Requirements>
Transcribe the entries that follow, word for word.

+===+

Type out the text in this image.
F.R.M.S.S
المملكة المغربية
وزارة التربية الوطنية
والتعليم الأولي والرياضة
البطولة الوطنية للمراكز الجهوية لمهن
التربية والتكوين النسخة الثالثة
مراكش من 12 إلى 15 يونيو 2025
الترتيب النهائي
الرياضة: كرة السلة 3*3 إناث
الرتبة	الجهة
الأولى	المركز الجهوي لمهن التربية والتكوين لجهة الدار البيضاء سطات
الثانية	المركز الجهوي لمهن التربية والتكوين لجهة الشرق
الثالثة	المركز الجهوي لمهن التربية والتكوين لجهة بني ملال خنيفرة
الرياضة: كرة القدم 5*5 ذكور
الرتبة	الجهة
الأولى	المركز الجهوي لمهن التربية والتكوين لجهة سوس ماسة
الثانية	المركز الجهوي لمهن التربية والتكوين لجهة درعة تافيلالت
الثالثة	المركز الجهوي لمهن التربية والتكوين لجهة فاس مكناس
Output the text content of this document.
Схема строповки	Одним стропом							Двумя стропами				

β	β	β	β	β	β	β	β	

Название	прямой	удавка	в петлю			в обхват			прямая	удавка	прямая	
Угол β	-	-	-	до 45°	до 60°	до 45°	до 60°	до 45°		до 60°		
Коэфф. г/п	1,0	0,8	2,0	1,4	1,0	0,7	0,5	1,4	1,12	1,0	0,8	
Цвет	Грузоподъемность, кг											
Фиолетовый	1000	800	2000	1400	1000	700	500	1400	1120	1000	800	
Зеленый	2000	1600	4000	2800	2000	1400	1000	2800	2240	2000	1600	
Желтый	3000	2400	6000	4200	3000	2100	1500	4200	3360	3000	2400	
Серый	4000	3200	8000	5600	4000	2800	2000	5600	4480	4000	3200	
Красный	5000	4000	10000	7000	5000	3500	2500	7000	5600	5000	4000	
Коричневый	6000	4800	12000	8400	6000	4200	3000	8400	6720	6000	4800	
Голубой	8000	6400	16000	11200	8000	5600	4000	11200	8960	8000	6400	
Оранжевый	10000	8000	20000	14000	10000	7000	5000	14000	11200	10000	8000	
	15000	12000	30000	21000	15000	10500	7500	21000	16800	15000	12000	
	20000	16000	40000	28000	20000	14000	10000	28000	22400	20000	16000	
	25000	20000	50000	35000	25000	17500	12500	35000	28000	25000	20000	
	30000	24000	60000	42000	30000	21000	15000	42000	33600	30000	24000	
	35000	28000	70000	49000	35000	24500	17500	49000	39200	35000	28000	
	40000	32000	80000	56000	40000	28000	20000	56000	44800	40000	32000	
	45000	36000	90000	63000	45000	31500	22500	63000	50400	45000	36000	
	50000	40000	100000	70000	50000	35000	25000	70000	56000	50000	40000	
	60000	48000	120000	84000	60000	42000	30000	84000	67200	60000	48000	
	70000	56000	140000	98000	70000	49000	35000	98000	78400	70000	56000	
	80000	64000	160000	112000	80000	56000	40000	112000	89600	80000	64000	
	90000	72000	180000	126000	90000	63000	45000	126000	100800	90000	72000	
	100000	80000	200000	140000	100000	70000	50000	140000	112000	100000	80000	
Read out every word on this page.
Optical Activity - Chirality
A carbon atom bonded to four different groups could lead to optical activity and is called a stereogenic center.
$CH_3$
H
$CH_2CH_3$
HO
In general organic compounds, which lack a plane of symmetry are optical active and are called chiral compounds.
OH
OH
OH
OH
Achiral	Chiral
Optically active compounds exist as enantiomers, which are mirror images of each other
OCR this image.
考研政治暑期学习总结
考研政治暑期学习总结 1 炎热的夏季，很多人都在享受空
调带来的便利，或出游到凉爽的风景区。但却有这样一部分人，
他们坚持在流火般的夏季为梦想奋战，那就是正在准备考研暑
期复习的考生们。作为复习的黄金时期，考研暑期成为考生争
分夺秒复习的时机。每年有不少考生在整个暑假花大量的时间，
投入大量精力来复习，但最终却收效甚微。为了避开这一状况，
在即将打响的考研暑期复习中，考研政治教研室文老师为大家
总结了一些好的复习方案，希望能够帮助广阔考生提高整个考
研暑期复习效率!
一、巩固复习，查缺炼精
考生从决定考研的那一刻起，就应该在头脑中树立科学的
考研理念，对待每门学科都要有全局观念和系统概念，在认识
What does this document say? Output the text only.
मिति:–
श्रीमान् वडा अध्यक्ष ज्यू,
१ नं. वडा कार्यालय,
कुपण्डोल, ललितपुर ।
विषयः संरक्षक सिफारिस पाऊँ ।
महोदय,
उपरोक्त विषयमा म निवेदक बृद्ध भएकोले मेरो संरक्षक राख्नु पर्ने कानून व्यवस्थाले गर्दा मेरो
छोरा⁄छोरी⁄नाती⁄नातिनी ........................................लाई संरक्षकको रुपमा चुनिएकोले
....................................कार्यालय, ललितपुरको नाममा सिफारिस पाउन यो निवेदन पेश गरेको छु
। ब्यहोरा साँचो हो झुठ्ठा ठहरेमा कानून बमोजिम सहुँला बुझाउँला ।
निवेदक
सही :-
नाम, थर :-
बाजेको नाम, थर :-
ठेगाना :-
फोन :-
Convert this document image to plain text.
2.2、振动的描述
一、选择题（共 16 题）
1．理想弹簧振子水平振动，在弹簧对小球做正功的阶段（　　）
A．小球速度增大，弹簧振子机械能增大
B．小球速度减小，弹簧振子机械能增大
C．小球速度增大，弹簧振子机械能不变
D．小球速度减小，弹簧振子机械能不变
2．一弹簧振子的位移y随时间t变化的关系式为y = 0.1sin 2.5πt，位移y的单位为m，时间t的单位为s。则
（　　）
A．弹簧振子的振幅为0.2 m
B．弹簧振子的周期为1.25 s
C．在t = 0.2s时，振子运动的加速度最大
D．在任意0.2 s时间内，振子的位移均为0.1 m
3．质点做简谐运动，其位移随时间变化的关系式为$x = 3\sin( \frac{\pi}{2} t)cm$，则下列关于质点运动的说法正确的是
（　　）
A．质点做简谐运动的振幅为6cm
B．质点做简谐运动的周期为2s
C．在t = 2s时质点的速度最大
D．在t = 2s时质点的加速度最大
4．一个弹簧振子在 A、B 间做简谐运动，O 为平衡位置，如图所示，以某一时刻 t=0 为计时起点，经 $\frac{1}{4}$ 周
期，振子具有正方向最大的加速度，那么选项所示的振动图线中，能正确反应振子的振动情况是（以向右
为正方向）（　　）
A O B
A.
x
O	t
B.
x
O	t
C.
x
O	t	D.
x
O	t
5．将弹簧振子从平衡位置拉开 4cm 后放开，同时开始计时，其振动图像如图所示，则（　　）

+===+

Exercise result>
Type out the text in this image.
F.R.M.S.S
المملكة المغربية
وزارة التربية الوطنية
والتعليم الأولي والرياضة
البطولة الوطنية للمراكز الجهوية لمهن
التربية والتكوين النسخة الثالثة
مراكش من 12 إلى 15 يونيو 2025
الترتيب النهائي
الرياضة: كرة السلة 3*3 إناث
الرتبة	الجهة
الأولى	المركز الجهوي لمهن التربية والتكوين لجهة الدار البيضاء سطات
الثانية	المركز الجهوي لمهن التربية والتكوين لجهة الشرق
الثالثة	المركز الجهوي لمهن التربية والتكوين لجهة بني ملال خنيفرة
الرياضة: كرة القدم 5*5 ذكور
الرتبة	الجهة
الأولى	المركز الجهوي لمهن التربية والتكوين لجهة سوس ماسة
الثانية	المركز الجهوي لمهن التربية والتكوين لجهة درعة تافيلالت
الثالثة	المركز الجهوي لمهن التربية والتكوين لجهة فاس مكناس
Output the text content of this document.
Схема строповки	Одним стропом							Двумя стропами				

β	β	β	β	β	β	β	β	

Название	прямой	удавка	в петлю			в обхват			прямая	удавка	прямая	
Угол β	-	-	-	до 45°	до 60°	до 45°	до 60°	до 45°		до 60°		
Коэфф. г/п	1,0	0,8	2,0	1,4	1,0	0,7	0,5	1,4	1,12	1,0	0,8	
Цвет	Грузоподъемность, кг											
Фиолетовый	1000	800	2000	1400	1000	700	500	1400	1120	1000	800	
Зеленый	2000	1600	4000	2800	2000	1400	1000	2800	2240	2000	1600	
Желтый	3000	2400	6000	4200	3000	2100	1500	4200	3360	3000	2400	
Серый	4000	3200	8000	5600	4000	2800	2000	5600	4480	4000	3200	
Красный	5000	4000	10000	7000	5000	3500	2500	7000	5600	5000	4000	
Коричневый	6000	4800	12000	8400	6000	4200	3000	8400	6720	6000	4800	
Голубой	8000	6400	16000	11200	8000	5600	4000	11200	8960	8000	6400	
Оранжевый	10000	8000	20000	14000	10000	7000	5000	14000	11200	10000	8000	
	15000	12000	30000	21000	15000	10500	7500	21000	16800	15000	12000	
	20000	16000	40000	28000	20000	14000	10000	28000	22400	20000	16000	
	25000	20000	50000	35000	25000	17500	12500	35000	28000	25000	20000	
	30000	24000	60000	42000	30000	21000	15000	42000	33600	30000	24000	
	35000	28000	70000	49000	35000	24500	17500	49000	39200	35000	28000	
	40000	32000	80000	56000	40000	28000	20000	56000	44800	40000	32000	
	45000	36000	90000	63000	45000	31500	22500	63000	50400	45000	36000	
	50000	40000	100000	70000	50000	35000	25000	70000	56000	50000	40000	
	60000	48000	120000	84000	60000	42000	30000	84000	67200	60000	48000	
	70000	56000	140000	98000	70000	49000	35000	98000	78400	70000	56000	
	80000	64000	160000	112000	80000	56000	40000	112000	89600	80000	64000	
	90000	72000	180000	126000	90000	63000	45000	126000	100800	90000	72000	
	100000	80000	200000	140000	100000	70000	50000	140000	112000	100000	80000	
Read out every word on this page.
Optical Activity - Chirality
A carbon atom bonded to four different groups could lead to optical activity and is called a stereogenic center.
$CH_3$
H
$CH_2CH_3$
HO
In general organic compounds, which lack a plane of symmetry are optical active and are called chiral compounds.
OH
OH
OH
OH
Achiral	Chiral
Optically active compounds exist as enantiomers, which are mirror images of each other
OCR this image.
考研政治暑期学习总结
考研政治暑期学习总结 1 炎热的夏季，很多人都在享受空
调带来的便利，或出游到凉爽的风景区。但却有这样一部分人，
他们坚持在流火般的夏季为梦想奋战，那就是正在准备考研暑
期复习的考生们。作为复习的黄金时期，考研暑期成为考生争
分夺秒复习的时机。每年有不少考生在整个暑假花大量的时间，
投入大量精力来复习，但最终却收效甚微。为了避开这一状况，
在即将打响的考研暑期复习中，考研政治教研室文老师为大家
总结了一些好的复习方案，希望能够帮助广阔考生提高整个考
研暑期复习效率!
一、巩固复习，查缺炼精
考生从决定考研的那一刻起，就应该在头脑中树立科学的
考研理念，对待每门学科都要有全局观念和系统概念，在认识
What does this document say? Output the text only.
मिति:–
श्रीमान् वडा अध्यक्ष ज्यू,
१ नं. वडा कार्यालय,
कुपण्डोल, ललितपुर ।
विषयः संरक्षक सिफारिस पाऊँ ।
महोदय,
उपरोक्त विषयमा म निवेदक बृद्ध भएकोले मेरो संरक्षक राख्नु पर्ने कानून व्यवस्थाले गर्दा मेरो
छोरा⁄छोरी⁄नाती⁄नातिनी ........................................लाई संरक्षकको रुपमा चुनिएकोले
....................................कार्यालय, ललितपुरको नाममा सिफारिस पाउन यो निवेदन पेश गरेको छु
। ब्यहोरा साँचो हो झुठ्ठा ठहरेमा कानून बमोजिम सहुँला बुझाउँला ।
निवेदक
सही :-
नाम, थर :-
बाजेको नाम, थर :-
ठेगाना :-
फोन :-
Convert this document image to plain text.
2.2、振动的描述
一、选择题（共 16 题）
1．理想弹簧振子水平振动，在弹簧对小球做正功的阶段（　　）
A．小球速度增大，弹簧振子机械能增大
B．小球速度减小，弹簧振子机械能增大
C．小球速度增大，弹簧振子机械能不变
D．小球速度减小，弹簧振子机械能不变
2．一弹簧振子的位移y随时间t变化的关系式为y = 0.1sin 2.5πt，位移y的单位为m，时间t的单位为s。则
（　　）
A．弹簧振子的振幅为0.2 m
B．弹簧振子的周期为1.25 s
C．在t = 0.2s时，振子运动的加速度最大
D．在任意0.2 s时间内，振子的位移均为0.1 m
3．质点做简谐运动，其位移随时间变化的关系式为$x = 3\sin( \frac{\pi}{2} t)cm$，则下列关于质点运动的说法正确的是
（　　）
A．质点做简谐运动的振幅为6cm
B．质点做简谐运动的周期为2s
C．在t = 2s时质点的速度最大
D．在t = 2s时质点的加速度最大
4．一个弹簧振子在 A、B 间做简谐运动，O 为平衡位置，如图所示，以某一时刻 t=0 为计时起点，经 $\frac{1}{4}$ 周
期，振子具有正方向最大的加速度，那么选项所示的振动图线中，能正确反应振子的振动情况是（以向右
为正方向）（　　）
A O B
A.
x
O	t
B.
x
O	t
C.
x
O	t	D.
x
O	t
5．将弹簧振子从平衡位置拉开 4cm 后放开，同时开始计时，其振动图像如图所示，则（　　）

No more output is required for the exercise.